## Task to carry out
Tally how many lines include "systematického". The number is the whole answer.

(Collected data entries)
━━━━━━━━━━━━━━━━

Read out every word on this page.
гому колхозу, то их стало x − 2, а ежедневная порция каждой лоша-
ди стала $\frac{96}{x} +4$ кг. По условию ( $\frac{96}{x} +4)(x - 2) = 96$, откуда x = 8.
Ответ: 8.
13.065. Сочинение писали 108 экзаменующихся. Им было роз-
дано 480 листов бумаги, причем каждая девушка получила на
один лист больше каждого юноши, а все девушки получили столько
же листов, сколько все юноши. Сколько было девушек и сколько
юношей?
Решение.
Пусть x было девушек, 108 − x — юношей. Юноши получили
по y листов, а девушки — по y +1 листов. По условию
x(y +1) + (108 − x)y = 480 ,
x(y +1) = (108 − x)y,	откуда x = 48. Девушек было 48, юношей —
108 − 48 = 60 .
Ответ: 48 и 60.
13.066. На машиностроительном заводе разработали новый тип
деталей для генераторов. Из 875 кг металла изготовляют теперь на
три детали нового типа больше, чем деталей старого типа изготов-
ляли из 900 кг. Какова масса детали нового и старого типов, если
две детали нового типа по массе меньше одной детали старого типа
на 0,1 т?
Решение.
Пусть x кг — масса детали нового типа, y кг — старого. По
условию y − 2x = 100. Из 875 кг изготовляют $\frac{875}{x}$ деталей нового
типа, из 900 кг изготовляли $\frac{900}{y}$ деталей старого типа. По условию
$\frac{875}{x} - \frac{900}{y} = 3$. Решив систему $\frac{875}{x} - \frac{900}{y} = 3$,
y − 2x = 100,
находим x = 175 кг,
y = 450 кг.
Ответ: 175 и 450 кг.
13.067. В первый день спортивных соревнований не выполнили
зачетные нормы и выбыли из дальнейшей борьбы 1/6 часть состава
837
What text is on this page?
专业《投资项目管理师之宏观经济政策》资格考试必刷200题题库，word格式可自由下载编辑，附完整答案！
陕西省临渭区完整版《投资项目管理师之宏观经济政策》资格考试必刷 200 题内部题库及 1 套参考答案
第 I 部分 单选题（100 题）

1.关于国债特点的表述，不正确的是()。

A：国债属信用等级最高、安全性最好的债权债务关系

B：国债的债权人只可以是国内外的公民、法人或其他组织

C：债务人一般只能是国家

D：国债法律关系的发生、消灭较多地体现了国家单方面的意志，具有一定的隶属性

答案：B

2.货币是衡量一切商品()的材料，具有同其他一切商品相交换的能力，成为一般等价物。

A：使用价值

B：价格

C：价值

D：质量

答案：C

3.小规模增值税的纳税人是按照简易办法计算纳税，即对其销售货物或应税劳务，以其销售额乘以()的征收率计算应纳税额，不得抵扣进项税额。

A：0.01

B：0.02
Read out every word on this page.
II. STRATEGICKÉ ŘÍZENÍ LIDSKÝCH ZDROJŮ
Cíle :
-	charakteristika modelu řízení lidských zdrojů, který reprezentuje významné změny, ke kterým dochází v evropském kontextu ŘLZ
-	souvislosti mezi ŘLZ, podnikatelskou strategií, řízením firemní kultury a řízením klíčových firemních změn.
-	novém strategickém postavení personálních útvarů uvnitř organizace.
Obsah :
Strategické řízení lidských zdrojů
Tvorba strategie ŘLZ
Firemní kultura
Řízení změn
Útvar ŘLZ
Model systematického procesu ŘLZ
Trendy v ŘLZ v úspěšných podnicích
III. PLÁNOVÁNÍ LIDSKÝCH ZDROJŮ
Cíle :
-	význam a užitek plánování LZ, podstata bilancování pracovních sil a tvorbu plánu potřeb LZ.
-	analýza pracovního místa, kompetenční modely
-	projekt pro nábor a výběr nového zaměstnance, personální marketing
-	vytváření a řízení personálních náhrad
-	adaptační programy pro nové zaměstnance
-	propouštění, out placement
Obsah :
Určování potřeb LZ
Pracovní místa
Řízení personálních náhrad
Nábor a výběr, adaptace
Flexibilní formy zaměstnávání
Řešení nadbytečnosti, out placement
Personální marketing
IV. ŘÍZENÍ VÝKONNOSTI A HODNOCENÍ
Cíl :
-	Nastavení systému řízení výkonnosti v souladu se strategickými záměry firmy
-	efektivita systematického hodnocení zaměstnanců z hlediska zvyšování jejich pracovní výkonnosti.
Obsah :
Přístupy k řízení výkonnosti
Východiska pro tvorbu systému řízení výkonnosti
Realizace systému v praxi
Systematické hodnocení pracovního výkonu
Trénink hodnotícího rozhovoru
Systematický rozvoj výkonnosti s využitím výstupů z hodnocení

━━━━━━━━━━━━━━━━

## Response to the exercise
2